_Items listed in a dataset_
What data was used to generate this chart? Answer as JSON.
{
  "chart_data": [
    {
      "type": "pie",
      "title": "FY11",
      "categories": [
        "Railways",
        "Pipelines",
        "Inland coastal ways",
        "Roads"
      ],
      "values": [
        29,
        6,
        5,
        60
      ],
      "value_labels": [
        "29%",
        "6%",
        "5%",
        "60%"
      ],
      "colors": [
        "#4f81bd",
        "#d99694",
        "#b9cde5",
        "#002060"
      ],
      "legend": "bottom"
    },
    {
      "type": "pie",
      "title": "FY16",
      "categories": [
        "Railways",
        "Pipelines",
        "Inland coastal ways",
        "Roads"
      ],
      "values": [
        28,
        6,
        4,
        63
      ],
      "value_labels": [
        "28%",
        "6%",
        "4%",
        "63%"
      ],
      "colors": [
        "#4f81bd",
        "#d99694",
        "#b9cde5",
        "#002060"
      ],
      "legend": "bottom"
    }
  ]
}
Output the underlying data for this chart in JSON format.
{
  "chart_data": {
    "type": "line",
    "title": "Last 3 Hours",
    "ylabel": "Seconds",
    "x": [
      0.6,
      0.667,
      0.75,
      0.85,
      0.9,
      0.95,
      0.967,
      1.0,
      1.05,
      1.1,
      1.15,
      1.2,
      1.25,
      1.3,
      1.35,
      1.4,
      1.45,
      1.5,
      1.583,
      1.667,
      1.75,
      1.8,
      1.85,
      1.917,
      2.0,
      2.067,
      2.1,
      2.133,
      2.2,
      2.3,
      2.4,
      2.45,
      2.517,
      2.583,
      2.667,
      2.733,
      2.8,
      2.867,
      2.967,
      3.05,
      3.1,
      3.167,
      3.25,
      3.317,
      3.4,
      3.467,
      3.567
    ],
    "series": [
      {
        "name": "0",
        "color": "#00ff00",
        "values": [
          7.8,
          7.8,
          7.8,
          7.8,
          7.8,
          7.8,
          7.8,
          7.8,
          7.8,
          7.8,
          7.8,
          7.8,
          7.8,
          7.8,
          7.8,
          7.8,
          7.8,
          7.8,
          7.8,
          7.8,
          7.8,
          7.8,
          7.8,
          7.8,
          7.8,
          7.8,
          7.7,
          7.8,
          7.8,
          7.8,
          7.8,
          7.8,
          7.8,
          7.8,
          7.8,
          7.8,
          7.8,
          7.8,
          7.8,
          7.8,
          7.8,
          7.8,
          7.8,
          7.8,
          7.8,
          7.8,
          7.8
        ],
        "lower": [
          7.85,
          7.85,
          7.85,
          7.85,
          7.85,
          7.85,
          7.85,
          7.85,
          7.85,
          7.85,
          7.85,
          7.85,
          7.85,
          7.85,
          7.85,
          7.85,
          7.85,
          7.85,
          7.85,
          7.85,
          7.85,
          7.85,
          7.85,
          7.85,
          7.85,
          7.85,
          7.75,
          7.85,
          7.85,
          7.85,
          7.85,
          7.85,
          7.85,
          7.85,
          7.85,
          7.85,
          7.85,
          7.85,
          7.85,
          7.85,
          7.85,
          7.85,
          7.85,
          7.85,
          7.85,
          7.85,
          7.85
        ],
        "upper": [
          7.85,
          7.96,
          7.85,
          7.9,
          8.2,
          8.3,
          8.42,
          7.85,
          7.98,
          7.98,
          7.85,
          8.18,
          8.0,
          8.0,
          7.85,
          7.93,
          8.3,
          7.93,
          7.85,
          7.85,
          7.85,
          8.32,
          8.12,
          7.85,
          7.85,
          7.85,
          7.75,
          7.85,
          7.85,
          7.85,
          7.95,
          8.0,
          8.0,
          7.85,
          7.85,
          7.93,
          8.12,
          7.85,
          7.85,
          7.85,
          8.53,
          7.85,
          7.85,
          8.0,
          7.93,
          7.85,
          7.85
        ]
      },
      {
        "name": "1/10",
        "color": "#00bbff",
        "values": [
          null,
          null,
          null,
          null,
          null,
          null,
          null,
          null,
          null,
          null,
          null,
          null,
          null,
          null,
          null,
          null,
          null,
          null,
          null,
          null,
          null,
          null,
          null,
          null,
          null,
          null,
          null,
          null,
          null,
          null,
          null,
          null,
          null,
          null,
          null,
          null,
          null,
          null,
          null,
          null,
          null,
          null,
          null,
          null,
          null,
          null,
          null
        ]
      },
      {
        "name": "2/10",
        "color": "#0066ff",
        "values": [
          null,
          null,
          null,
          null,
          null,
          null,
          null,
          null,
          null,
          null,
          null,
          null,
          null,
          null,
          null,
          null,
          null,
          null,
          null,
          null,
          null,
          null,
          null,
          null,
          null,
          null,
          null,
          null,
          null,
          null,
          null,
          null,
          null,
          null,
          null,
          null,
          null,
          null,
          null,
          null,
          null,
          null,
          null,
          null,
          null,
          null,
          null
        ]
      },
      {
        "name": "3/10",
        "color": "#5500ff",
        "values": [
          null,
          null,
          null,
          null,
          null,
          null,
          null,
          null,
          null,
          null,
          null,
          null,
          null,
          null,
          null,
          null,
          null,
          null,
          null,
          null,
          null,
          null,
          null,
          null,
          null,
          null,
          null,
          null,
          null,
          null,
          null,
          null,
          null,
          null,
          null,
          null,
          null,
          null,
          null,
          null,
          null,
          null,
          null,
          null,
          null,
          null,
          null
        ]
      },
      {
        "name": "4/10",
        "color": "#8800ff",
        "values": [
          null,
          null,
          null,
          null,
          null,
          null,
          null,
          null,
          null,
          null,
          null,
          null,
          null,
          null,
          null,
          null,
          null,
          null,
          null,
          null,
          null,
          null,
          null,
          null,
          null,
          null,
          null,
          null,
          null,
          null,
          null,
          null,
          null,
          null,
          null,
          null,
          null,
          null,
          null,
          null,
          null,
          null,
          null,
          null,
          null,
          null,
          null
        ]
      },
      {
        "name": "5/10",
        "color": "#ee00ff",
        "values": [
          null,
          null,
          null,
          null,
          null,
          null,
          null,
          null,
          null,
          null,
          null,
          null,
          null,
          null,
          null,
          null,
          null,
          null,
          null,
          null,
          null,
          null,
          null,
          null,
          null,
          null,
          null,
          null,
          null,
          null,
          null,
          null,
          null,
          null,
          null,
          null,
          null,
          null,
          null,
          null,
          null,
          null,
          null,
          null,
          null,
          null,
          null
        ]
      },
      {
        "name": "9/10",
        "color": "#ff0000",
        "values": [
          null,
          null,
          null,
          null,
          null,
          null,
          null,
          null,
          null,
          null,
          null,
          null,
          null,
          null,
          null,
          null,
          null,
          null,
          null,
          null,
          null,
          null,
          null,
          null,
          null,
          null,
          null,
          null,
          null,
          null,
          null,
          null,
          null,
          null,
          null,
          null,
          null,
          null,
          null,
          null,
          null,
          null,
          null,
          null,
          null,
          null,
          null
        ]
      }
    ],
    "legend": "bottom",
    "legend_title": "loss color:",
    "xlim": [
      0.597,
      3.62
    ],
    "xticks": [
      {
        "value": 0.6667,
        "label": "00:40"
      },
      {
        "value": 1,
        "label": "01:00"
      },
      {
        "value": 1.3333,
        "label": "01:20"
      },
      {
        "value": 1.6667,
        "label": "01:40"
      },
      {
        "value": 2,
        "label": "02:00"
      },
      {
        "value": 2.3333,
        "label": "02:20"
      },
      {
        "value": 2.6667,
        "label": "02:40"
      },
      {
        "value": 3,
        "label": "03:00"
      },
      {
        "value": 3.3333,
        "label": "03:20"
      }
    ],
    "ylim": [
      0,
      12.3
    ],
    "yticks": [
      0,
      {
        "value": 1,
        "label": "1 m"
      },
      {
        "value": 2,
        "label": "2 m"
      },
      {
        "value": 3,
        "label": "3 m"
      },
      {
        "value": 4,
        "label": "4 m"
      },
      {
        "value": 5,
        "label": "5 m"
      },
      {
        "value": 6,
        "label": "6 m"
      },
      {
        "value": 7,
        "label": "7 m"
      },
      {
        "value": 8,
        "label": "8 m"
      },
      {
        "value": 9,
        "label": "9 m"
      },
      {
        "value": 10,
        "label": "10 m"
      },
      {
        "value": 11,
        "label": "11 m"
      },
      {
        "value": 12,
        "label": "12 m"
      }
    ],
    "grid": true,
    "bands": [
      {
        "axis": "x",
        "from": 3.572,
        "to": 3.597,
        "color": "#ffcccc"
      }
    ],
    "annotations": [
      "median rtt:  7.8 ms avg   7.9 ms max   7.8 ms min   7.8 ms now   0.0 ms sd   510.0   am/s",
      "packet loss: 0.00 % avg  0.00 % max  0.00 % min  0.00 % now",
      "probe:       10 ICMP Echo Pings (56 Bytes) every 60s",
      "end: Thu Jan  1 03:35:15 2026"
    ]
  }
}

_REQUIREMENT_
From the entries above, extract each line containing "this".

_EXERCISE RESULT_
What data was used to generate this chart? Answer as JSON.
Output the underlying data for this chart in JSON format.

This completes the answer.